╭─ Data for this exercise

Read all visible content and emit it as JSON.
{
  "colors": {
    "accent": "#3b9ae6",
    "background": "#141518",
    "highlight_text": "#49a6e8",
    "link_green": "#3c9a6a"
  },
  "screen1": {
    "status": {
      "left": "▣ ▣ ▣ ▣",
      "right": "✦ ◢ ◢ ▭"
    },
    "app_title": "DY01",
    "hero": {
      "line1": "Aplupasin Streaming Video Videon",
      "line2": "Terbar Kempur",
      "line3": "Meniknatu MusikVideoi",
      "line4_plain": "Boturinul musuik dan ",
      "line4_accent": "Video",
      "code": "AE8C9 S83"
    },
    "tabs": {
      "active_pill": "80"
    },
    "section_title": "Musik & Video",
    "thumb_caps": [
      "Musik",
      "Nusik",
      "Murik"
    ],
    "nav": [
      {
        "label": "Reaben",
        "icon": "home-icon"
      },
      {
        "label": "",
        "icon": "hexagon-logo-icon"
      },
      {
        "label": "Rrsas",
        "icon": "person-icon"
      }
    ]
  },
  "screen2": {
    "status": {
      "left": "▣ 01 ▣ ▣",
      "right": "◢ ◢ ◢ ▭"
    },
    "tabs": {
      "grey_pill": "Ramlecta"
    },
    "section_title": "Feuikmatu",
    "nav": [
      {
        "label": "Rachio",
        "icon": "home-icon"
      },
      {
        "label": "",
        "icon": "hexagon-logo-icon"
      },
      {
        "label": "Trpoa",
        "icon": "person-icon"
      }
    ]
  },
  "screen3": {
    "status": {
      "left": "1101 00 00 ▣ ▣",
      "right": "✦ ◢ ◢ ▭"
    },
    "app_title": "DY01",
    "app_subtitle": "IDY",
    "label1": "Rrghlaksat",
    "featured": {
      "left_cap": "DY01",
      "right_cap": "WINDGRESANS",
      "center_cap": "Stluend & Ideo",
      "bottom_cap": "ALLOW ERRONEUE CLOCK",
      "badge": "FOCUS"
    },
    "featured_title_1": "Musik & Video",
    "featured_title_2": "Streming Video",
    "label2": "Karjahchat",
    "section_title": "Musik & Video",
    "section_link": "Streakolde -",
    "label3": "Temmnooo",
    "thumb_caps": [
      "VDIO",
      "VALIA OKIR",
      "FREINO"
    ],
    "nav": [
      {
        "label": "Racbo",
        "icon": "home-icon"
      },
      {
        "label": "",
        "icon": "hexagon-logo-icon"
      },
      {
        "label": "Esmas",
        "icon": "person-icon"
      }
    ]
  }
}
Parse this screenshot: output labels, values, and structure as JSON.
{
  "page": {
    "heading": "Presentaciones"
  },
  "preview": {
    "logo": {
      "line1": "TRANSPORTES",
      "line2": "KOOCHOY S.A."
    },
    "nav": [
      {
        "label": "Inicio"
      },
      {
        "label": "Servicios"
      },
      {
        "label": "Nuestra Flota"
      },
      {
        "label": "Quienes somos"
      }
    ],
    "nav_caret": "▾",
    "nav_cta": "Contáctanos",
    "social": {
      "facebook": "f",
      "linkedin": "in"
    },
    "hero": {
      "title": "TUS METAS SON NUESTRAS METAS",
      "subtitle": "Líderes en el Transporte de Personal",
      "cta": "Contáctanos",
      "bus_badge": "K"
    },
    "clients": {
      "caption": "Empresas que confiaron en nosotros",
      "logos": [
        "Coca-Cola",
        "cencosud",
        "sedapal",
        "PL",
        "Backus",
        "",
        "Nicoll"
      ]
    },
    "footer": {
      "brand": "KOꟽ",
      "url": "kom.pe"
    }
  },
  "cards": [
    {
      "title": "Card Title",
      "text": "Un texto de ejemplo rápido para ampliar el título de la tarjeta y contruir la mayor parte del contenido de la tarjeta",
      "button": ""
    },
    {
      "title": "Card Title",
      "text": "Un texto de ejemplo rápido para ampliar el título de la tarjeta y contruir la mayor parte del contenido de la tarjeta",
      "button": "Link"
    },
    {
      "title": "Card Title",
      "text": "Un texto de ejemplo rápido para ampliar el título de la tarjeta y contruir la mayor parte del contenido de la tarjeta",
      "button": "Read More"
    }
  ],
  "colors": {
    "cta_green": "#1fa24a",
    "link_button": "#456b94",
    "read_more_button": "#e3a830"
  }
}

╰─

◆ Given exercise ◆
Retype the listing above in full, with no alterations.

◆ Response below ◆
Read all visible content and emit it as JSON.
{
  "colors": {
    "accent": "#3b9ae6",
    "background": "#141518",
    "highlight_text": "#49a6e8",
    "link_green": "#3c9a6a"
  },
  "screen1": {
    "status": {
      "left": "▣ ▣ ▣ ▣",
      "right": "✦ ◢ ◢ ▭"
    },
    "app_title": "DY01",
    "hero": {
      "line1": "Aplupasin Streaming Video Videon",
      "line2": "Terbar Kempur",
      "line3": "Meniknatu MusikVideoi",
      "line4_plain": "Boturinul musuik dan ",
      "line4_accent": "Video",
      "code": "AE8C9 S83"
    },
    "tabs": {
      "active_pill": "80"
    },
    "section_title": "Musik & Video",
    "thumb_caps": [
      "Musik",
      "Nusik",
      "Murik"
    ],
    "nav": [
      {
        "label": "Reaben",
        "icon": "home-icon"
      },
      {
        "label": "",
        "icon": "hexagon-logo-icon"
      },
      {
        "label": "Rrsas",
        "icon": "person-icon"
      }
    ]
  },
  "screen2": {
    "status": {
      "left": "▣ 01 ▣ ▣",
      "right": "◢ ◢ ◢ ▭"
    },
    "tabs": {
      "grey_pill": "Ramlecta"
    },
    "section_title": "Feuikmatu",
    "nav": [
      {
        "label": "Rachio",
        "icon": "home-icon"
      },
      {
        "label": "",
        "icon": "hexagon-logo-icon"
      },
      {
        "label": "Trpoa",
        "icon": "person-icon"
      }
    ]
  },
  "screen3": {
    "status": {
      "left": "1101 00 00 ▣ ▣",
      "right": "✦ ◢ ◢ ▭"
    },
    "app_title": "DY01",
    "app_subtitle": "IDY",
    "label1": "Rrghlaksat",
    "featured": {
      "left_cap": "DY01",
      "right_cap": "WINDGRESANS",
      "center_cap": "Stluend & Ideo",
      "bottom_cap": "ALLOW ERRONEUE CLOCK",
      "badge": "FOCUS"
    },
    "featured_title_1": "Musik & Video",
    "featured_title_2": "Streming Video",
    "label2": "Karjahchat",
    "section_title": "Musik & Video",
    "section_link": "Streakolde -",
    "label3": "Temmnooo",
    "thumb_caps": [
      "VDIO",
      "VALIA OKIR",
      "FREINO"
    ],
    "nav": [
      {
        "label": "Racbo",
        "icon": "home-icon"
      },
      {
        "label": "",
        "icon": "hexagon-logo-icon"
      },
      {
        "label": "Esmas",
        "icon": "person-icon"
      }
    ]
  }
}
Parse this screenshot: output labels, values, and structure as JSON.
{
  "page": {
    "heading": "Presentaciones"
  },
  "preview": {
    "logo": {
      "line1": "TRANSPORTES",
      "line2": "KOOCHOY S.A."
    },
    "nav": [
      {
        "label": "Inicio"
      },
      {
        "label": "Servicios"
      },
      {
        "label": "Nuestra Flota"
      },
      {
        "label": "Quienes somos"
      }
    ],
    "nav_caret": "▾",
    "nav_cta": "Contáctanos",
    "social": {
      "facebook": "f",
      "linkedin": "in"
    },
    "hero": {
      "title": "TUS METAS SON NUESTRAS METAS",
      "subtitle": "Líderes en el Transporte de Personal",
      "cta": "Contáctanos",
      "bus_badge": "K"
    },
    "clients": {
      "caption": "Empresas que confiaron en nosotros",
      "logos": [
        "Coca-Cola",
        "cencosud",
        "sedapal",
        "PL",
        "Backus",
        "",
        "Nicoll"
      ]
    },
    "footer": {
      "brand": "KOꟽ",
      "url": "kom.pe"
    }
  },
  "cards": [
    {
      "title": "Card Title",
      "text": "Un texto de ejemplo rápido para ampliar el título de la tarjeta y contruir la mayor parte del contenido de la tarjeta",
      "button": ""
    },
    {
      "title": "Card Title",
      "text": "Un texto de ejemplo rápido para ampliar el título de la tarjeta y contruir la mayor parte del contenido de la tarjeta",
      "button": "Link"
    },
    {
      "title": "Card Title",
      "text": "Un texto de ejemplo rápido para ampliar el título de la tarjeta y contruir la mayor parte del contenido de la tarjeta",
      "button": "Read More"
    }
  ],
  "colors": {
    "cta_green": "#1fa24a",
    "link_button": "#456b94",
    "read_more_button": "#e3a830"
  }
}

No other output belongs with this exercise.